WORK TO BE COMPLETED >> Write out, precisely and in full, each line of the material.

RECORDS PROVIDED >>
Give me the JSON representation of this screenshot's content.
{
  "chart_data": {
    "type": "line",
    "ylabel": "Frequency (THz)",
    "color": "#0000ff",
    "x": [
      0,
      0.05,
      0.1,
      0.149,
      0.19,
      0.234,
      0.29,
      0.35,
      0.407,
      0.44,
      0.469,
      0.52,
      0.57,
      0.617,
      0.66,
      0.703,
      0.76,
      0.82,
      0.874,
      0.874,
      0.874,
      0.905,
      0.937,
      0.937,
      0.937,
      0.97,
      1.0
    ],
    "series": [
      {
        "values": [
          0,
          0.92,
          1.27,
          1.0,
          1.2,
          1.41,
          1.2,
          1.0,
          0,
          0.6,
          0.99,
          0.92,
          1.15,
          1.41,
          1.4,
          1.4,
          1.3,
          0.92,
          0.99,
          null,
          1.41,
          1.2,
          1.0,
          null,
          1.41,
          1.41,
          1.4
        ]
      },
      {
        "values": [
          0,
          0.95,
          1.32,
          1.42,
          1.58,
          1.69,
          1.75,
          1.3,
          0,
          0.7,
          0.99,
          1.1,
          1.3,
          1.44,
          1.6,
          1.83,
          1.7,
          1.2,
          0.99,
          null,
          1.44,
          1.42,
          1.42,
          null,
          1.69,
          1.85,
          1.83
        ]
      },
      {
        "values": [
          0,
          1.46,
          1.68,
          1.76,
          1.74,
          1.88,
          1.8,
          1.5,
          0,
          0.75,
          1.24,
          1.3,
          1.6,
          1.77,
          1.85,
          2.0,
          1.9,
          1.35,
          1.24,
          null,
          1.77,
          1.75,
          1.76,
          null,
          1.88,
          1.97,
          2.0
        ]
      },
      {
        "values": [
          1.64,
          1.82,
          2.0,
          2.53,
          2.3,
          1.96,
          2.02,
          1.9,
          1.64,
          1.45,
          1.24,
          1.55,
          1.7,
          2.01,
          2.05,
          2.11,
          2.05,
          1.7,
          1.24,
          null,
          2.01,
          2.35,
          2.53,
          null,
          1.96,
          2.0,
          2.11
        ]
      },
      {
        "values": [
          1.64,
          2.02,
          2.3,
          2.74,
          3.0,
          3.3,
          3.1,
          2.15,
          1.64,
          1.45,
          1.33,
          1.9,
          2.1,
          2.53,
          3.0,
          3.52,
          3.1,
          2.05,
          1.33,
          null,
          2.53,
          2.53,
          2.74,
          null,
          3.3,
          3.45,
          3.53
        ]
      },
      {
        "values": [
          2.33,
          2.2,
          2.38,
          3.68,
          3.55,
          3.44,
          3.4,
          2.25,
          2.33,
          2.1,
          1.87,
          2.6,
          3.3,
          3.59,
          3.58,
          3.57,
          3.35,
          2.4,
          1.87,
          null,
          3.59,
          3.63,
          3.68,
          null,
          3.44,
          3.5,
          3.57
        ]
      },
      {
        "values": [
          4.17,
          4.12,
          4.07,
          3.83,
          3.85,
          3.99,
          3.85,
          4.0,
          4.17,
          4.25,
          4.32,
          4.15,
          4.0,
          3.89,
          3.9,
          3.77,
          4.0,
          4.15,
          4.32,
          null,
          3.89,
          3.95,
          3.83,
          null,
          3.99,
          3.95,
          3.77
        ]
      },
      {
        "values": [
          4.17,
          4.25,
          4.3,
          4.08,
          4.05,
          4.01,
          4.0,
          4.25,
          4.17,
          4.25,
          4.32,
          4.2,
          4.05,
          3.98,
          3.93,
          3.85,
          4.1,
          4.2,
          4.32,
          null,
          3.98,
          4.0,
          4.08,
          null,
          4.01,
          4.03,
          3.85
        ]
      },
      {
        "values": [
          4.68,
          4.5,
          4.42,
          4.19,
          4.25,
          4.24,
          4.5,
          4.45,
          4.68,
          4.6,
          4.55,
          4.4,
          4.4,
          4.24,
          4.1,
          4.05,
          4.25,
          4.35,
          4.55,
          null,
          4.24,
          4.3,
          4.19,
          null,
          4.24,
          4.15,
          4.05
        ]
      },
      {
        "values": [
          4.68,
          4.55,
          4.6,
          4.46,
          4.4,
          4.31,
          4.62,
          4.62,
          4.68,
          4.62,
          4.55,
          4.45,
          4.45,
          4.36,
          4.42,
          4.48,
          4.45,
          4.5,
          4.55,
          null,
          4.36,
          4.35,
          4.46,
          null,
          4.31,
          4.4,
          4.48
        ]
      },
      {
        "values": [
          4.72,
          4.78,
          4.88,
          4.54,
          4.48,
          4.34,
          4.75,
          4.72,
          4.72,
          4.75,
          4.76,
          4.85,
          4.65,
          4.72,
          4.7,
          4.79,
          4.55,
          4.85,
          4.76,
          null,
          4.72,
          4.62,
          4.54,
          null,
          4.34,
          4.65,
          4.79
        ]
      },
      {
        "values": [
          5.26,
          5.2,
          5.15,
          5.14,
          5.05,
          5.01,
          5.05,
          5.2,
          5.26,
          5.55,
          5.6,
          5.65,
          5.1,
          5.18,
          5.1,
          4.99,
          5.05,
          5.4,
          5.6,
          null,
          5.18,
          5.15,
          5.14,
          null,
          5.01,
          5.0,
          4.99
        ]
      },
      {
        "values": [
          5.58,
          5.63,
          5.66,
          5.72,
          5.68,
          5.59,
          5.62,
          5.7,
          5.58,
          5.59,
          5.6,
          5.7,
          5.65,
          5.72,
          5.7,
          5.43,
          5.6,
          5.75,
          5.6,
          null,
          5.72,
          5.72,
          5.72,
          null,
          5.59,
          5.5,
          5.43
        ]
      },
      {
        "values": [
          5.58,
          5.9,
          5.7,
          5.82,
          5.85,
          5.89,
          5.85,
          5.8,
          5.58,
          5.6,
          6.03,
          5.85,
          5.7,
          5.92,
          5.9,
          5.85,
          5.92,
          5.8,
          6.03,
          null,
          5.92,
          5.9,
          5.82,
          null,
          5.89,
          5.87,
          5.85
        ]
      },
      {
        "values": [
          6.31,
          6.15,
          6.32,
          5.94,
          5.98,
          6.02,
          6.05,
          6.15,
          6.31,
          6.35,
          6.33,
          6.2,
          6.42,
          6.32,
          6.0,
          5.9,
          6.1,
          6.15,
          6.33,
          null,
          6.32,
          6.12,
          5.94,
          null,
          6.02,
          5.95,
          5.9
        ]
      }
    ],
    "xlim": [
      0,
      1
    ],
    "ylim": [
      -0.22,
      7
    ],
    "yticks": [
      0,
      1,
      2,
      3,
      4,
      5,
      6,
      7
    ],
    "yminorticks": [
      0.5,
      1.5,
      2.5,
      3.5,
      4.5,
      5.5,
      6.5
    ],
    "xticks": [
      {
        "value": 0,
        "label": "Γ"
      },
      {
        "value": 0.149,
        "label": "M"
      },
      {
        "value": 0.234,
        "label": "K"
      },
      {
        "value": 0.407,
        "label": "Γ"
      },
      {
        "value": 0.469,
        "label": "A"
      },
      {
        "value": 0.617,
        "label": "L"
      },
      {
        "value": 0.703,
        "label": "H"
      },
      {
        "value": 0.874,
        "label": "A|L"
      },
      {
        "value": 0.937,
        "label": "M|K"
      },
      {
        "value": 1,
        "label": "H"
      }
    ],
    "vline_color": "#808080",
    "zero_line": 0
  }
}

OUTPUT OF THE TASK >>
Give me the JSON representation of this screenshot's content.
{
  "chart_data": {
    "type": "line",
    "ylabel": "Frequency (THz)",
    "color": "#0000ff",
    "x": [
      0,
      0.05,
      0.1,
      0.149,
      0.19,
      0.234,
      0.29,
      0.35,
      0.407,
      0.44,
      0.469,
      0.52,
      0.57,
      0.617,
      0.66,
      0.703,
      0.76,
      0.82,
      0.874,
      0.874,
      0.874,
      0.905,
      0.937,
      0.937,
      0.937,
      0.97,
      1.0
    ],
    "series": [
      {
        "values": [
          0,
          0.92,
          1.27,
          1.0,
          1.2,
          1.41,
          1.2,
          1.0,
          0,
          0.6,
          0.99,
          0.92,
          1.15,
          1.41,
          1.4,
          1.4,
          1.3,
          0.92,
          0.99,
          null,
          1.41,
          1.2,
          1.0,
          null,
          1.41,
          1.41,
          1.4
        ]
      },
      {
        "values": [
          0,
          0.95,
          1.32,
          1.42,
          1.58,
          1.69,
          1.75,
          1.3,
          0,
          0.7,
          0.99,
          1.1,
          1.3,
          1.44,
          1.6,
          1.83,
          1.7,
          1.2,
          0.99,
          null,
          1.44,
          1.42,
          1.42,
          null,
          1.69,
          1.85,
          1.83
        ]
      },
      {
        "values": [
          0,
          1.46,
          1.68,
          1.76,
          1.74,
          1.88,
          1.8,
          1.5,
          0,
          0.75,
          1.24,
          1.3,
          1.6,
          1.77,
          1.85,
          2.0,
          1.9,
          1.35,
          1.24,
          null,
          1.77,
          1.75,
          1.76,
          null,
          1.88,
          1.97,
          2.0
        ]
      },
      {
        "values": [
          1.64,
          1.82,
          2.0,
          2.53,
          2.3,
          1.96,
          2.02,
          1.9,
          1.64,
          1.45,
          1.24,
          1.55,
          1.7,
          2.01,
          2.05,
          2.11,
          2.05,
          1.7,
          1.24,
          null,
          2.01,
          2.35,
          2.53,
          null,
          1.96,
          2.0,
          2.11
        ]
      },
      {
        "values": [
          1.64,
          2.02,
          2.3,
          2.74,
          3.0,
          3.3,
          3.1,
          2.15,
          1.64,
          1.45,
          1.33,
          1.9,
          2.1,
          2.53,
          3.0,
          3.52,
          3.1,
          2.05,
          1.33,
          null,
          2.53,
          2.53,
          2.74,
          null,
          3.3,
          3.45,
          3.53
        ]
      },
      {
        "values": [
          2.33,
          2.2,
          2.38,
          3.68,
          3.55,
          3.44,
          3.4,
          2.25,
          2.33,
          2.1,
          1.87,
          2.6,
          3.3,
          3.59,
          3.58,
          3.57,
          3.35,
          2.4,
          1.87,
          null,
          3.59,
          3.63,
          3.68,
          null,
          3.44,
          3.5,
          3.57
        ]
      },
      {
        "values": [
          4.17,
          4.12,
          4.07,
          3.83,
          3.85,
          3.99,
          3.85,
          4.0,
          4.17,
          4.25,
          4.32,
          4.15,
          4.0,
          3.89,
          3.9,
          3.77,
          4.0,
          4.15,
          4.32,
          null,
          3.89,
          3.95,
          3.83,
          null,
          3.99,
          3.95,
          3.77
        ]
      },
      {
        "values": [
          4.17,
          4.25,
          4.3,
          4.08,
          4.05,
          4.01,
          4.0,
          4.25,
          4.17,
          4.25,
          4.32,
          4.2,
          4.05,
          3.98,
          3.93,
          3.85,
          4.1,
          4.2,
          4.32,
          null,
          3.98,
          4.0,
          4.08,
          null,
          4.01,
          4.03,
          3.85
        ]
      },
      {
        "values": [
          4.68,
          4.5,
          4.42,
          4.19,
          4.25,
          4.24,
          4.5,
          4.45,
          4.68,
          4.6,
          4.55,
          4.4,
          4.4,
          4.24,
          4.1,
          4.05,
          4.25,
          4.35,
          4.55,
          null,
          4.24,
          4.3,
          4.19,
          null,
          4.24,
          4.15,
          4.05
        ]
      },
      {
        "values": [
          4.68,
          4.55,
          4.6,
          4.46,
          4.4,
          4.31,
          4.62,
          4.62,
          4.68,
          4.62,
          4.55,
          4.45,
          4.45,
          4.36,
          4.42,
          4.48,
          4.45,
          4.5,
          4.55,
          null,
          4.36,
          4.35,
          4.46,
          null,
          4.31,
          4.4,
          4.48
        ]
      },
      {
        "values": [
          4.72,
          4.78,
          4.88,
          4.54,
          4.48,
          4.34,
          4.75,
          4.72,
          4.72,
          4.75,
          4.76,
          4.85,
          4.65,
          4.72,
          4.7,
          4.79,
          4.55,
          4.85,
          4.76,
          null,
          4.72,
          4.62,
          4.54,
          null,
          4.34,
          4.65,
          4.79
        ]
      },
      {
        "values": [
          5.26,
          5.2,
          5.15,
          5.14,
          5.05,
          5.01,
          5.05,
          5.2,
          5.26,
          5.55,
          5.6,
          5.65,
          5.1,
          5.18,
          5.1,
          4.99,
          5.05,
          5.4,
          5.6,
          null,
          5.18,
          5.15,
          5.14,
          null,
          5.01,
          5.0,
          4.99
        ]
      },
      {
        "values": [
          5.58,
          5.63,
          5.66,
          5.72,
          5.68,
          5.59,
          5.62,
          5.7,
          5.58,
          5.59,
          5.6,
          5.7,
          5.65,
          5.72,
          5.7,
          5.43,
          5.6,
          5.75,
          5.6,
          null,
          5.72,
          5.72,
          5.72,
          null,
          5.59,
          5.5,
          5.43
        ]
      },
      {
        "values": [
          5.58,
          5.9,
          5.7,
          5.82,
          5.85,
          5.89,
          5.85,
          5.8,
          5.58,
          5.6,
          6.03,
          5.85,
          5.7,
          5.92,
          5.9,
          5.85,
          5.92,
          5.8,
          6.03,
          null,
          5.92,
          5.9,
          5.82,
          null,
          5.89,
          5.87,
          5.85
        ]
      },
      {
        "values": [
          6.31,
          6.15,
          6.32,
          5.94,
          5.98,
          6.02,
          6.05,
          6.15,
          6.31,
          6.35,
          6.33,
          6.2,
          6.42,
          6.32,
          6.0,
          5.9,
          6.1,
          6.15,
          6.33,
          null,
          6.32,
          6.12,
          5.94,
          null,
          6.02,
          5.95,
          5.9
        ]
      }
    ],
    "xlim": [
      0,
      1
    ],
    "ylim": [
      -0.22,
      7
    ],
    "yticks": [
      0,
      1,
      2,
      3,
      4,
      5,
      6,
      7
    ],
    "yminorticks": [
      0.5,
      1.5,
      2.5,
      3.5,
      4.5,
      5.5,
      6.5
    ],
    "xticks": [
      {
        "value": 0,
        "label": "Γ"
      },
      {
        "value": 0.149,
        "label": "M"
      },
      {
        "value": 0.234,
        "label": "K"
      },
      {
        "value": 0.407,
        "label": "Γ"
      },
      {
        "value": 0.469,
        "label": "A"
      },
      {
        "value": 0.617,
        "label": "L"
      },
      {
        "value": 0.703,
        "label": "H"
      },
      {
        "value": 0.874,
        "label": "A|L"
      },
      {
        "value": 0.937,
        "label": "M|K"
      },
      {
        "value": 1,
        "label": "H"
      }
    ],
    "vline_color": "#808080",
    "zero_line": 0
  }
}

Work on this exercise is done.